DIRECTION:
Print the data lines starting at the line that contains "y-tick-label: hghRskyes [261,118,360,141]" and ending at the line that contains "x-tick-label: 0 [889,886,901,908]", both included, reproducing each one unchanged.

Element box annotations
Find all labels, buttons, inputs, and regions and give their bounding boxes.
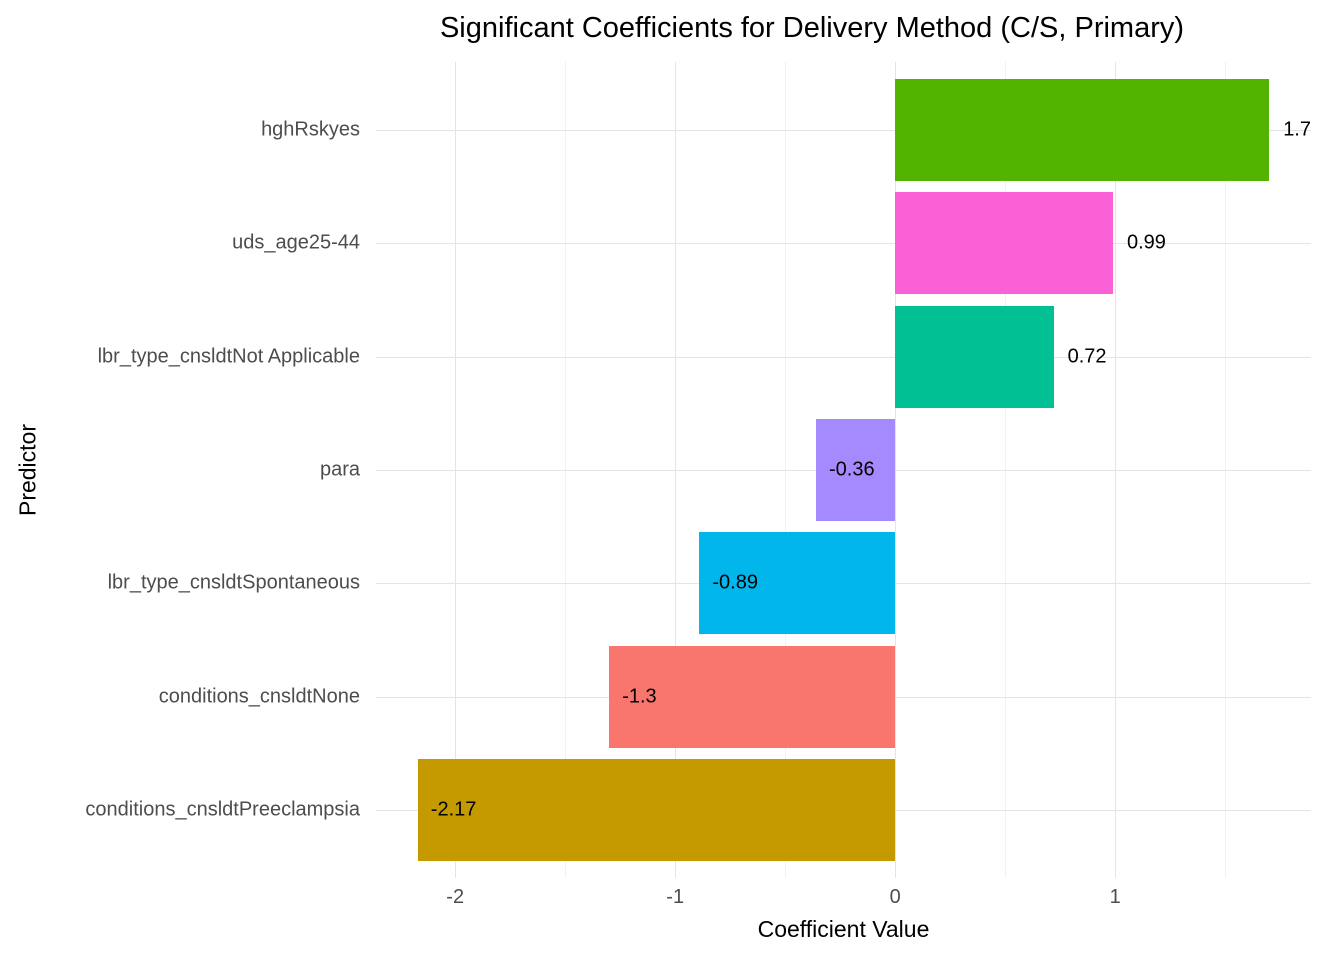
y-tick-label: hghRskyes [261,118,360,141]
category-gridline [376,243,1311,245]
y-axis-tick-labels: hghRskyes uds_age25-44 lbr_type_cnsldtNot … [0,62,360,878]
x-axis-title: Coefficient Value [757,916,930,942]
bar-value-label: -1.3 [622,685,657,708]
y-tick-label: conditions_cnsldtNone [158,685,360,708]
bar-conditions_cnsldtPreeclampsia [417,759,896,861]
bar-value-label: -2.17 [430,798,477,821]
bar-value-label: 0.99 [1127,231,1166,254]
chart-title: Significant Coefficients for Delivery Me… [439,12,1185,44]
category-gridline [376,130,1311,131]
plot-panel: 1.7 0.99 0.72 -0.36 -0.89 -1.3 -2.17 [376,62,1311,878]
y-tick-label: conditions_cnsldtPreeclampsia [85,798,360,821]
x-tick-label: 1 [1109,886,1121,908]
bar-value-label: 0.72 [1067,345,1107,368]
x-tick-label: 0 [889,886,901,908]
bar-value-label: 1.7 [1283,118,1311,141]
bar-para [816,419,896,521]
bar-conditions_cnsldtNone [609,645,896,748]
y-tick-label: lbr_type_cnsldtNot Applicable [97,345,360,368]
x-axis-tick-labels: -2 -1 0 1 [376,878,1311,910]
bar-value-label: -0.89 [712,571,758,594]
bar-value-label: -0.36 [829,458,875,481]
y-tick-label: para [319,458,360,481]
bar-lbr_type_cnsldtNot Applicable [895,305,1054,408]
bar-uds_age25-44 [895,192,1113,295]
category-gridline [376,356,1311,358]
bar-lbr_type_cnsldtSpontaneous [699,532,896,635]
x-tick-label: -2 [446,886,465,908]
bar-hghRskyes [895,79,1270,181]
x-tick-label: -1 [666,886,685,908]
y-tick-label: lbr_type_cnsldtSpontaneous [107,571,360,594]
y-tick-label: uds_age25-44 [232,231,360,254]
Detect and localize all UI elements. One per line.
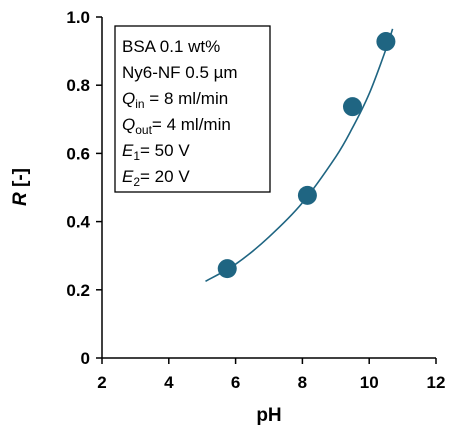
y-tick-label: 0	[81, 349, 90, 368]
annotation-line-2-main: Ny6-NF 0.5 µm	[122, 63, 238, 82]
x-tick-label: 4	[164, 373, 174, 392]
annotation-line-2: Ny6-NF 0.5 µm	[122, 63, 238, 82]
x-tick-label: 10	[360, 373, 379, 392]
y-tick-label: 1.0	[66, 8, 90, 27]
annotation-line-4-main: Q	[122, 115, 135, 134]
annotation-line-3: Qin = 8 ml/min	[122, 89, 228, 111]
data-point	[217, 259, 237, 279]
annotation-line-1: BSA 0.1 wt%	[122, 37, 220, 56]
annotation-line-6-main: E	[122, 167, 134, 186]
y-tick-label: 0.6	[66, 144, 90, 163]
y-tick-label: 0.4	[66, 213, 90, 232]
annotation-line-5-sub: 1	[133, 149, 140, 163]
annotation-line-6-sub: 2	[133, 175, 140, 189]
y-ticks: 0 0.2 0.4 0.6 0.8 1.0	[66, 8, 102, 368]
y-tick-label: 0.2	[66, 281, 90, 300]
data-point	[376, 32, 396, 52]
annotation-line-5-tail: = 50 V	[140, 141, 190, 160]
annotation-line-4-tail: = 4 ml/min	[152, 115, 231, 134]
annotation-line-4: Qout= 4 ml/min	[122, 115, 231, 137]
y-tick-label: 0.8	[66, 76, 90, 95]
x-axis-title: pH	[256, 405, 281, 426]
x-tick-label: 8	[298, 373, 307, 392]
annotation-line-5: E1= 50 V	[122, 141, 190, 163]
fit-curve-line	[205, 28, 394, 282]
y-axis-title-unit: [-]	[10, 168, 31, 192]
y-axis-title: R [-]	[10, 168, 31, 206]
data-point	[343, 97, 362, 117]
annotation-line-4-sub: out	[135, 123, 152, 137]
annotation-line-5-main: E	[122, 141, 134, 160]
annotation-border	[114, 25, 271, 193]
annotation-box: BSA 0.1 wt% Ny6-NF 0.5 µm Qin = 8 ml/min…	[114, 25, 271, 193]
y-axis-title-symbol: R	[10, 192, 31, 206]
annotation-line-1-main: BSA 0.1 wt%	[122, 37, 220, 56]
annotation-line-3-main: Q	[122, 89, 135, 108]
annotation-line-6: E2= 20 V	[122, 167, 190, 189]
series	[205, 28, 396, 282]
x-tick-label: 6	[231, 373, 240, 392]
annotation-line-3-tail: = 8 ml/min	[145, 89, 229, 108]
annotation-line-3-sub: in	[135, 97, 144, 111]
data-point	[297, 185, 317, 205]
x-ticks: 2 4 6 8 10 12	[97, 358, 445, 392]
annotation-line-6-tail: = 20 V	[140, 167, 190, 186]
x-tick-label: 2	[97, 373, 106, 392]
x-tick-label: 12	[427, 373, 446, 392]
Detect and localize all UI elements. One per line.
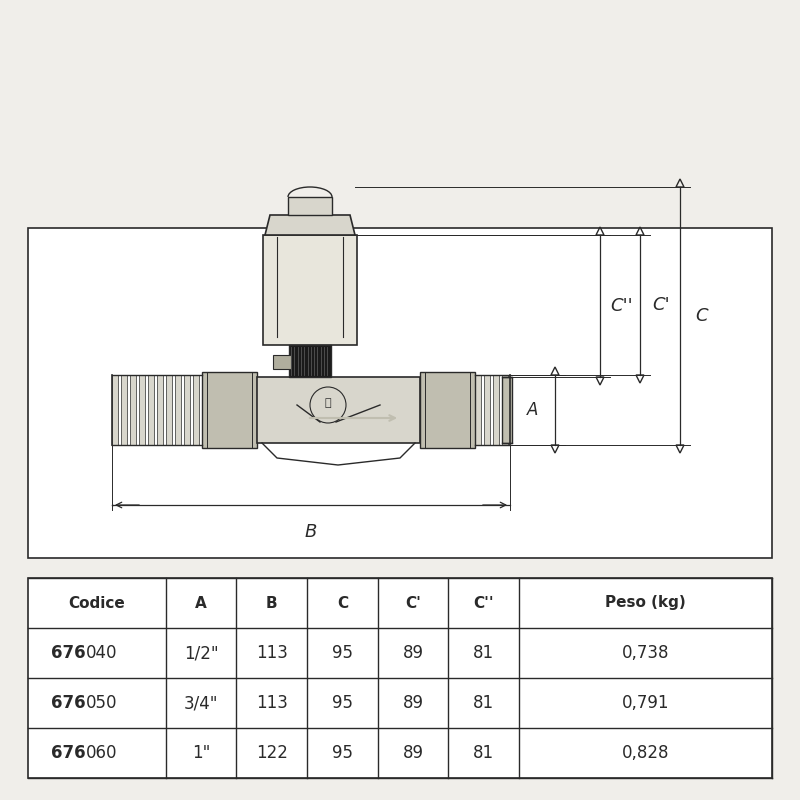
Text: 050: 050 [86, 694, 118, 712]
Text: 1/2": 1/2" [184, 644, 218, 662]
Bar [289, 345, 331, 377]
Text: C'': C'' [474, 595, 494, 610]
Bar [130, 375, 136, 445]
Bar [166, 375, 172, 445]
Text: ⓖ: ⓖ [325, 398, 331, 408]
Text: Codice: Codice [69, 595, 125, 610]
Bar [28, 578, 772, 778]
Bar [202, 372, 257, 448]
Bar [112, 375, 118, 445]
Text: 89: 89 [402, 644, 423, 662]
Text: C': C' [652, 296, 670, 314]
Text: C: C [695, 307, 708, 325]
Text: A: A [527, 401, 538, 419]
Text: 676: 676 [51, 694, 86, 712]
Text: C: C [337, 595, 348, 610]
Text: C': C' [405, 595, 421, 610]
Text: B: B [305, 523, 317, 541]
Text: 95: 95 [332, 694, 353, 712]
Text: 676: 676 [51, 744, 86, 762]
Text: 0,791: 0,791 [622, 694, 670, 712]
Bar [157, 375, 163, 445]
Bar [475, 375, 481, 445]
Bar [28, 228, 772, 558]
Text: 81: 81 [473, 694, 494, 712]
Text: 0,828: 0,828 [622, 744, 670, 762]
Text: 3/4": 3/4" [184, 694, 218, 712]
Text: 122: 122 [256, 744, 287, 762]
Text: 1": 1" [192, 744, 210, 762]
Text: 676: 676 [51, 644, 86, 662]
Text: Peso (kg): Peso (kg) [605, 595, 686, 610]
Bar [288, 197, 332, 215]
Bar [502, 375, 508, 445]
Bar [148, 375, 154, 445]
Text: 89: 89 [402, 694, 423, 712]
Text: 81: 81 [473, 744, 494, 762]
Text: 89: 89 [402, 744, 423, 762]
Text: 060: 060 [86, 744, 118, 762]
Text: C'': C'' [610, 297, 633, 315]
Text: B: B [266, 595, 278, 610]
Text: 81: 81 [473, 644, 494, 662]
Text: 040: 040 [86, 644, 118, 662]
Bar [493, 375, 499, 445]
Bar [139, 375, 145, 445]
Text: 113: 113 [256, 694, 287, 712]
Polygon shape [265, 215, 355, 235]
Text: 113: 113 [256, 644, 287, 662]
Text: A: A [195, 595, 207, 610]
Bar [484, 375, 490, 445]
Text: 95: 95 [332, 744, 353, 762]
Bar [502, 377, 512, 443]
Bar [420, 372, 475, 448]
Polygon shape [257, 377, 420, 443]
Bar [273, 355, 291, 369]
Polygon shape [263, 235, 357, 345]
Bar [184, 375, 190, 445]
Circle shape [310, 387, 346, 423]
Text: 95: 95 [332, 644, 353, 662]
Bar [121, 375, 127, 445]
Text: 0,738: 0,738 [622, 644, 670, 662]
Bar [175, 375, 181, 445]
Bar [193, 375, 199, 445]
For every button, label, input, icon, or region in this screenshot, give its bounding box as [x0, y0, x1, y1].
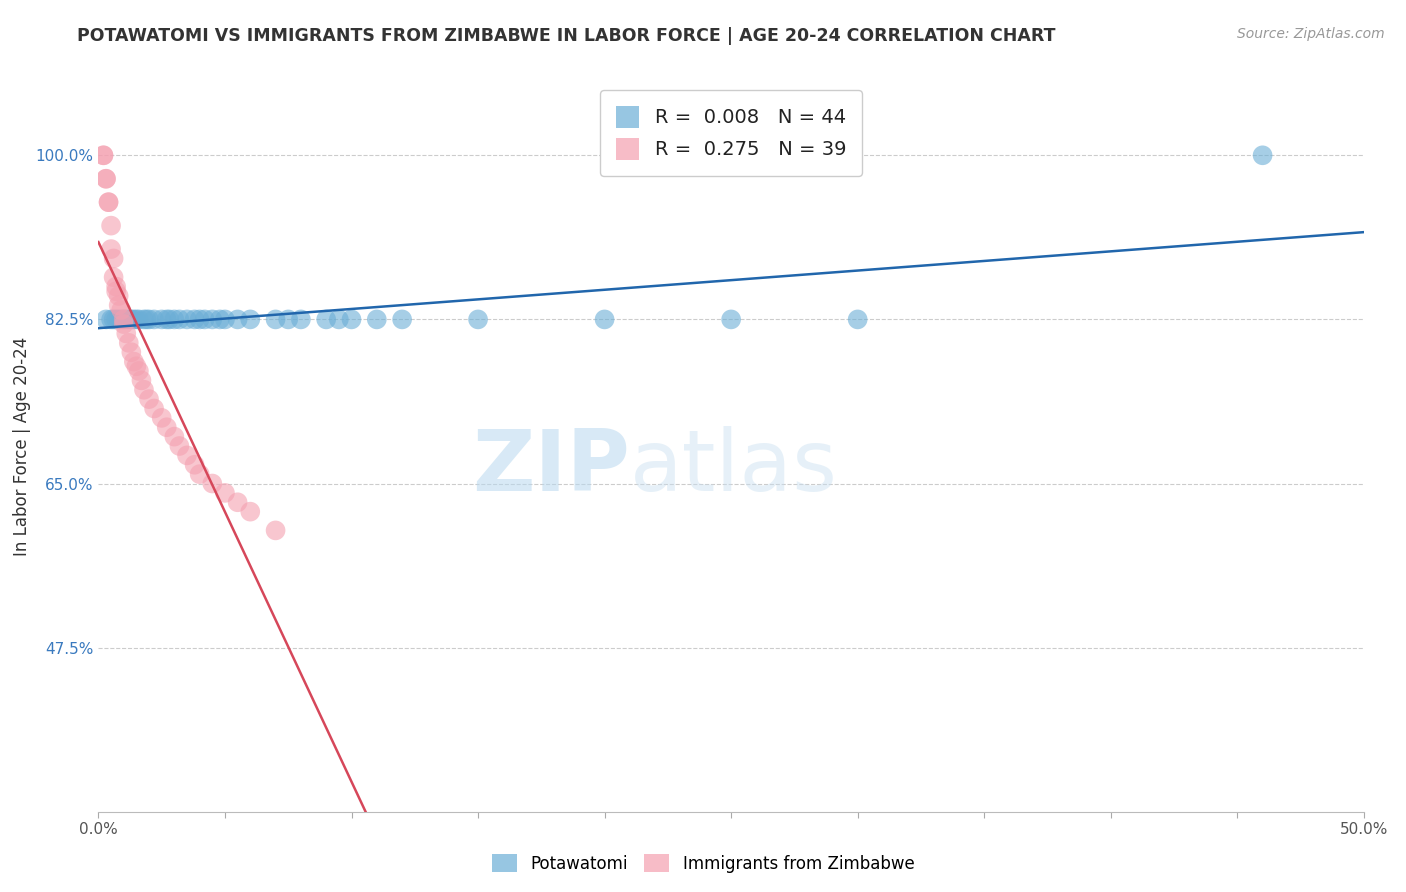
- Point: [720, 312, 742, 326]
- Point: [107, 298, 129, 312]
- Point: [94, 171, 117, 186]
- Point: [115, 326, 138, 341]
- Point: [391, 312, 413, 326]
- Point: [593, 312, 616, 326]
- Point: [94, 171, 117, 186]
- Point: [239, 505, 262, 519]
- Text: ZIP: ZIP: [472, 426, 630, 509]
- Point: [105, 285, 128, 299]
- Point: [188, 467, 211, 482]
- Point: [188, 312, 211, 326]
- Point: [103, 270, 125, 285]
- Point: [214, 312, 236, 326]
- Point: [366, 312, 388, 326]
- Point: [93, 148, 115, 162]
- Point: [97, 195, 120, 210]
- Point: [128, 312, 150, 326]
- Point: [107, 312, 129, 326]
- Point: [183, 312, 205, 326]
- Point: [138, 392, 160, 406]
- Point: [157, 312, 180, 326]
- Text: Source: ZipAtlas.com: Source: ZipAtlas.com: [1237, 27, 1385, 41]
- Point: [150, 312, 173, 326]
- Point: [118, 335, 141, 350]
- Point: [128, 364, 150, 378]
- Point: [183, 458, 205, 472]
- Point: [201, 312, 224, 326]
- Point: [214, 486, 236, 500]
- Point: [138, 312, 160, 326]
- Point: [264, 312, 287, 326]
- Point: [100, 242, 122, 256]
- Point: [1251, 148, 1274, 162]
- Point: [115, 312, 138, 326]
- Point: [328, 312, 350, 326]
- Point: [208, 312, 231, 326]
- Point: [120, 312, 142, 326]
- Point: [194, 312, 217, 326]
- Point: [176, 449, 198, 463]
- Point: [163, 312, 186, 326]
- Point: [105, 279, 128, 293]
- Point: [112, 312, 135, 326]
- Point: [112, 317, 135, 331]
- Point: [93, 148, 115, 162]
- Point: [131, 373, 153, 387]
- Point: [467, 312, 489, 326]
- Point: [156, 312, 179, 326]
- Point: [122, 312, 145, 326]
- Y-axis label: In Labor Force | Age 20-24: In Labor Force | Age 20-24: [13, 336, 31, 556]
- Point: [277, 312, 299, 326]
- Point: [315, 312, 337, 326]
- Point: [110, 303, 132, 318]
- Point: [110, 312, 132, 326]
- Point: [118, 312, 141, 326]
- Point: [112, 312, 135, 326]
- Point: [135, 312, 157, 326]
- Text: POTAWATOMI VS IMMIGRANTS FROM ZIMBABWE IN LABOR FORCE | AGE 20-24 CORRELATION CH: POTAWATOMI VS IMMIGRANTS FROM ZIMBABWE I…: [77, 27, 1056, 45]
- Point: [264, 524, 287, 538]
- Point: [132, 312, 155, 326]
- Point: [132, 383, 155, 397]
- Point: [100, 219, 122, 233]
- Point: [120, 345, 142, 359]
- Point: [107, 289, 129, 303]
- Point: [226, 495, 249, 509]
- Point: [846, 312, 869, 326]
- Point: [176, 312, 198, 326]
- Point: [122, 354, 145, 368]
- Point: [340, 312, 363, 326]
- Legend: R =  0.008   N = 44, R =  0.275   N = 39: R = 0.008 N = 44, R = 0.275 N = 39: [600, 90, 862, 176]
- Point: [163, 429, 186, 443]
- Point: [290, 312, 312, 326]
- Point: [105, 312, 128, 326]
- Point: [94, 312, 117, 326]
- Point: [156, 420, 179, 434]
- Point: [143, 401, 166, 416]
- Point: [103, 252, 125, 266]
- Point: [125, 312, 148, 326]
- Point: [201, 476, 224, 491]
- Point: [125, 359, 148, 374]
- Point: [143, 312, 166, 326]
- Legend: Potawatomi, Immigrants from Zimbabwe: Potawatomi, Immigrants from Zimbabwe: [485, 847, 921, 880]
- Point: [169, 312, 191, 326]
- Point: [239, 312, 262, 326]
- Point: [226, 312, 249, 326]
- Point: [169, 439, 191, 453]
- Point: [103, 312, 125, 326]
- Point: [100, 312, 122, 326]
- Point: [97, 195, 120, 210]
- Text: atlas: atlas: [630, 426, 838, 509]
- Point: [150, 410, 173, 425]
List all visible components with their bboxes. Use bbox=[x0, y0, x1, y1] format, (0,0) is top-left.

SOLUTION FOR THIS PROBLEM:
y-tick-label: hghRskyes [261,118,360,141]
category-gridline [376,243,1311,245]
y-axis-tick-labels: hghRskyes uds_age25-44 lbr_type_cnsldtNot … [0,62,360,878]
x-axis-title: Coefficient Value [757,916,930,942]
bar-value-label: -1.3 [622,685,657,708]
y-tick-label: conditions_cnsldtNone [158,685,360,708]
bar-conditions_cnsldtPreeclampsia [417,759,896,861]
bar-value-label: -2.17 [430,798,477,821]
bar-value-label: 0.99 [1127,231,1166,254]
chart-title: Significant Coefficients for Delivery Me… [439,12,1185,44]
category-gridline [376,130,1311,131]
plot-panel: 1.7 0.99 0.72 -0.36 -0.89 -1.3 -2.17 [376,62,1311,878]
y-tick-label: conditions_cnsldtPreeclampsia [85,798,360,821]
x-tick-label: 1 [1109,886,1121,908]
bar-value-label: 0.72 [1067,345,1107,368]
x-tick-label: 0 [889,886,901,908]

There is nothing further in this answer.